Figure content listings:
******************************
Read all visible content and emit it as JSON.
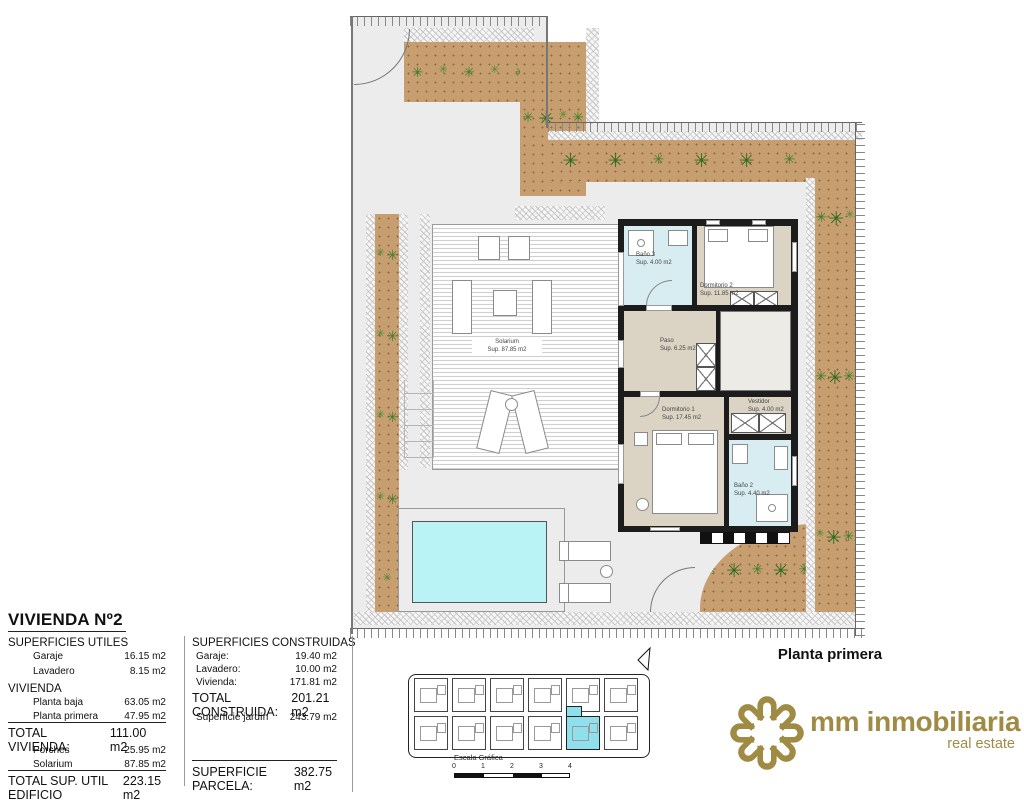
{
  "plan": {
    "floor_label": "Planta primera",
    "rooms": {
      "bano3": {
        "name": "Baño 3",
        "area": "Sup. 4.00 m2"
      },
      "dormitorio2": {
        "name": "Dormitorio 2",
        "area": "Sup. 11.85 m2"
      },
      "paso": {
        "name": "Paso",
        "area": "Sup. 6.25 m2"
      },
      "dormitorio1": {
        "name": "Dormitorio 1",
        "area": "Sup. 17.45 m2"
      },
      "vestidor": {
        "name": "Vestidor",
        "area": "Sup. 4.00 m2"
      },
      "bano2": {
        "name": "Baño 2",
        "area": "Sup. 4.40 m2"
      },
      "solarium": {
        "name": "Solarium",
        "area": "Sup. 87.85 m2"
      }
    }
  },
  "summary": {
    "title": "VIVIENDA Nº2",
    "utiles": {
      "heading": "SUPERFICIES UTILES",
      "rows": [
        {
          "label": "Garaje",
          "value": "16.15 m2"
        },
        {
          "label": "Lavadero",
          "value": "8.15 m2"
        }
      ],
      "vivienda_heading": "VIVIENDA",
      "vivienda_rows": [
        {
          "label": "Planta baja",
          "value": "63.05 m2"
        },
        {
          "label": "Planta primera",
          "value": "47.95 m2"
        }
      ],
      "total_vivienda": {
        "label": "TOTAL VIVIENDA:",
        "value": "111.00 m2"
      },
      "extra_rows": [
        {
          "label": "Porches",
          "value": "25.95 m2"
        },
        {
          "label": "Solarium",
          "value": "87.85 m2"
        }
      ],
      "total_edificio": {
        "label": "TOTAL SUP. UTIL EDIFICIO",
        "value": "223.15 m2"
      }
    },
    "construidas": {
      "heading": "SUPERFICIES CONSTRUIDAS",
      "rows": [
        {
          "label": "Garaje:",
          "value": "19.40 m2"
        },
        {
          "label": "Lavadero:",
          "value": "10.00 m2"
        },
        {
          "label": "Vivienda:",
          "value": "171.81 m2"
        }
      ],
      "total": {
        "label": "TOTAL CONSTRUIDA:",
        "value": "201.21 m2"
      },
      "jardin": {
        "label": "Superficie jardín",
        "value": "243.79 m2"
      },
      "parcela": {
        "label": "SUPERFICIE PARCELA:",
        "value": "382.75 m2"
      }
    }
  },
  "site_key": {
    "scale_label": "Escala Gráfica",
    "scale_ticks": [
      "0",
      "1",
      "2",
      "3",
      "4"
    ]
  },
  "brand": {
    "name": "mm inmobiliaria",
    "tagline": "real estate",
    "color": "#A08B45"
  },
  "colors": {
    "pool": "#B9F3F6",
    "bath_floor": "#D8EDF2",
    "room_floor": "#DBD3C3",
    "garden_bed": "#C79E6F",
    "site_highlight": "#8FE0EC",
    "brand_gold": "#A08B45"
  }
}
******************************
[What this task involves] Print each of the records above exactly as written, leaving no picture in the copy.

[Final answer]
Read all visible content and emit it as JSON.
{
  "plan": {
    "floor_label": "Planta primera",
    "rooms": {
      "bano3": {
        "name": "Baño 3",
        "area": "Sup. 4.00 m2"
      },
      "dormitorio2": {
        "name": "Dormitorio 2",
        "area": "Sup. 11.85 m2"
      },
      "paso": {
        "name": "Paso",
        "area": "Sup. 6.25 m2"
      },
      "dormitorio1": {
        "name": "Dormitorio 1",
        "area": "Sup. 17.45 m2"
      },
      "vestidor": {
        "name": "Vestidor",
        "area": "Sup. 4.00 m2"
      },
      "bano2": {
        "name": "Baño 2",
        "area": "Sup. 4.40 m2"
      },
      "solarium": {
        "name": "Solarium",
        "area": "Sup. 87.85 m2"
      }
    }
  },
  "summary": {
    "title": "VIVIENDA Nº2",
    "utiles": {
      "heading": "SUPERFICIES UTILES",
      "rows": [
        {
          "label": "Garaje",
          "value": "16.15 m2"
        },
        {
          "label": "Lavadero",
          "value": "8.15 m2"
        }
      ],
      "vivienda_heading": "VIVIENDA",
      "vivienda_rows": [
        {
          "label": "Planta baja",
          "value": "63.05 m2"
        },
        {
          "label": "Planta primera",
          "value": "47.95 m2"
        }
      ],
      "total_vivienda": {
        "label": "TOTAL VIVIENDA:",
        "value": "111.00 m2"
      },
      "extra_rows": [
        {
          "label": "Porches",
          "value": "25.95 m2"
        },
        {
          "label": "Solarium",
          "value": "87.85 m2"
        }
      ],
      "total_edificio": {
        "label": "TOTAL SUP. UTIL EDIFICIO",
        "value": "223.15 m2"
      }
    },
    "construidas": {
      "heading": "SUPERFICIES CONSTRUIDAS",
      "rows": [
        {
          "label": "Garaje:",
          "value": "19.40 m2"
        },
        {
          "label": "Lavadero:",
          "value": "10.00 m2"
        },
        {
          "label": "Vivienda:",
          "value": "171.81 m2"
        }
      ],
      "total": {
        "label": "TOTAL CONSTRUIDA:",
        "value": "201.21 m2"
      },
      "jardin": {
        "label": "Superficie jardín",
        "value": "243.79 m2"
      },
      "parcela": {
        "label": "SUPERFICIE PARCELA:",
        "value": "382.75 m2"
      }
    }
  },
  "site_key": {
    "scale_label": "Escala Gráfica",
    "scale_ticks": [
      "0",
      "1",
      "2",
      "3",
      "4"
    ]
  },
  "brand": {
    "name": "mm inmobiliaria",
    "tagline": "real estate",
    "color": "#A08B45"
  },
  "colors": {
    "pool": "#B9F3F6",
    "bath_floor": "#D8EDF2",
    "room_floor": "#DBD3C3",
    "garden_bed": "#C79E6F",
    "site_highlight": "#8FE0EC",
    "brand_gold": "#A08B45"
  }
}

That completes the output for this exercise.